(引用文)
──────────────────────────────

であれば鰐文寺殿にとって、出し物なぞ御茶の子さいさいでございましょう!……ですがそれもあくまで“鰐文寺殿にとって”のお話。(自ら意志を持って己が手のひらへ飛び込んで来たかのようなお手玉を、きゅっと握り込む。そして、)ワタシにかかれば、(ひょいっと彼を真似るようにもう一方の手のひらへ――)ッぶ、…………このザマです。(――飛び移ることなく、べシッと己の顎に激突して胡座をかく膝の上へと落っこちた。)どうにもワタシめは小物との相性が悪いようで。鰐文寺殿のように自在に操るなぞとてもとても……。ですから、鰐文寺殿のご厚意には甘えられそうもございませんねェ。(告げるなり、肩を竦めてお手玉を拾い上げた後。入れ違いのように差し出された両手を見て、薄い茶色の簾をも見透かすようにじいと彼の黒い眼を見て――ふはり、噴き出した。)“獅子谷”も“千代丸”も、鰐文寺殿のご随意に!恐らくはワタシより齢も上でございましょう?(僅かなやり取りの中で受け取った空気を疑うことなく首を傾げれば、一つ結びがふらりと揺れる。ちなみに、差し出された両手にはさり気なくきゅっとお手玉を握らせていた。)
* 9/6(Sat) 22:32 * No.19

そうなのです、ですから、何かお困りのことがあればお力になりたいと思いまして。入学後は皆様に助けていただくこともあるでしょうから。(忍者の心得などは持たず、右も左もわからない。同じく体験入学生である彼を頼りにする機会もあるだろうからと微笑む姿にはやはり穏やかに。けれど彼のお手玉が膝の上に落っこちる様を見てついあっと声を漏らす。)これは、失礼を…すみません、(掌で口を隠す。目じりが落ちている。腹を抱えて笑うことこそないが、確かに笑っていた。)すみません、修業を始めたばかりのころを思い出してしまいまして……。そうでしたか。小道具を使わぬ芸となると、僕は他には歌くらいしか…。ぜひなんかお力になりたいと思うのですが…。獅子谷くんは何がお得意でいらっしゃいますか?(人の失敗を笑うつもりはなかった。慌てて咳払いをして目線を下げて謝罪する。思えば何が得意化も聞かないで芸の提案というのもいささか先走りすぎていたかもしれない、と、小首をかしげて見せて。)では、獅子谷くんと。僕の齢は十四となります。そうたいして変わりはないと思いますが…。なにより、体験入学生という僕たちの立場には何の変りもございませんし。(柔らかく微笑みながらも、彼が自分に年上らしさを感じたらしいように、自分も彼に年下らしさを感じていた。両手で包んでお手玉を受け取ると、はにかむように笑ってみせる。)

──────────────────────────────

(提供資料)
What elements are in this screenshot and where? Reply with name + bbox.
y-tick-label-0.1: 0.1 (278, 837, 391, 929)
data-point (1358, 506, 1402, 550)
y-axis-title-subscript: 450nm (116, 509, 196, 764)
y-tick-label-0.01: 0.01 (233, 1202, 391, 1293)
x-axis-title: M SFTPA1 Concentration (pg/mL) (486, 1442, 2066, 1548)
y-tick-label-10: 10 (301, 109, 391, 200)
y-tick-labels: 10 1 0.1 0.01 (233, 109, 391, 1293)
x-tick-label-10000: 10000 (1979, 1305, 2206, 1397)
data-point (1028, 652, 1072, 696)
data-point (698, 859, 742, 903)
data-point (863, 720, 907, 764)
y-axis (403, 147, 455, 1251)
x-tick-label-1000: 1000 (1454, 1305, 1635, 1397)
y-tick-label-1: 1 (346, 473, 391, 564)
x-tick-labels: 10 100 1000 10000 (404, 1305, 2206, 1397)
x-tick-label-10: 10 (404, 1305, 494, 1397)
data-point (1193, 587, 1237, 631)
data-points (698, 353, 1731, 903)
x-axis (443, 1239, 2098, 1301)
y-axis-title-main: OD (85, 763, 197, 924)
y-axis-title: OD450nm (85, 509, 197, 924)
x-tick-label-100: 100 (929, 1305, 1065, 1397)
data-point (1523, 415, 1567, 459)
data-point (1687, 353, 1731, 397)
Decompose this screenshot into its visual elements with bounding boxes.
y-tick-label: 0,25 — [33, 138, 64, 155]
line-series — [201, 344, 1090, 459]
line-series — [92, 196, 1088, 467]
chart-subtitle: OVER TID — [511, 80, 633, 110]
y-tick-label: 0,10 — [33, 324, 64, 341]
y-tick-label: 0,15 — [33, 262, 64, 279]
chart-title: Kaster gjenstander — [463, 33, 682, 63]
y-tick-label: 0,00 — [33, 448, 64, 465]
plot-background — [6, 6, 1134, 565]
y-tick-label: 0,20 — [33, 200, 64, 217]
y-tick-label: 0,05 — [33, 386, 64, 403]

──────────────────────────────

(課題の指示 1)
次の(a)〜(c)は引用文の内容と一致しますか。それぞれ「はい」か「いいえ」で答え、根拠となる引用文の語句をそのまま抜き出してください。
(a) お手玉はもう一方の手のひらへ移らず、顎に当たって膝の上に落ちた。
(b) 小道具を使わない芸として、歌のほかにもいくつか得意なものが挙げられている。
(c) 体験入学生という立場には何の違いもないと述べられている。
(課題の指示 2)
提供資料の行のうち、先頭から「y-tick-label-0.01: 0.01 (233, 1202, 391, 1293)」を含む行までの範囲で「bbox」を「bounding box」に置き換え、ほかは変えずにその範囲の行だけを書き直してもらえますか。

(解答 1)
(a) はい:「べシッと己の顎に激突して胡座をかく膝の上へと落っこちた」
(b) いいえ:「小道具を使わぬ芸となると、僕は他には歌くらいしか…」
(c) はい:「体験入学生という僕たちの立場には何の変りもございませんし」

(解答 2)
What elements are in this screenshot and where? Reply with name + bounding box.
y-tick-label-0.1: 0.1 (278, 837, 391, 929)
data-point (1358, 506, 1402, 550)
y-axis-title-subscript: 450nm (116, 509, 196, 764)
y-tick-label-0.01: 0.01 (233, 1202, 391, 1293)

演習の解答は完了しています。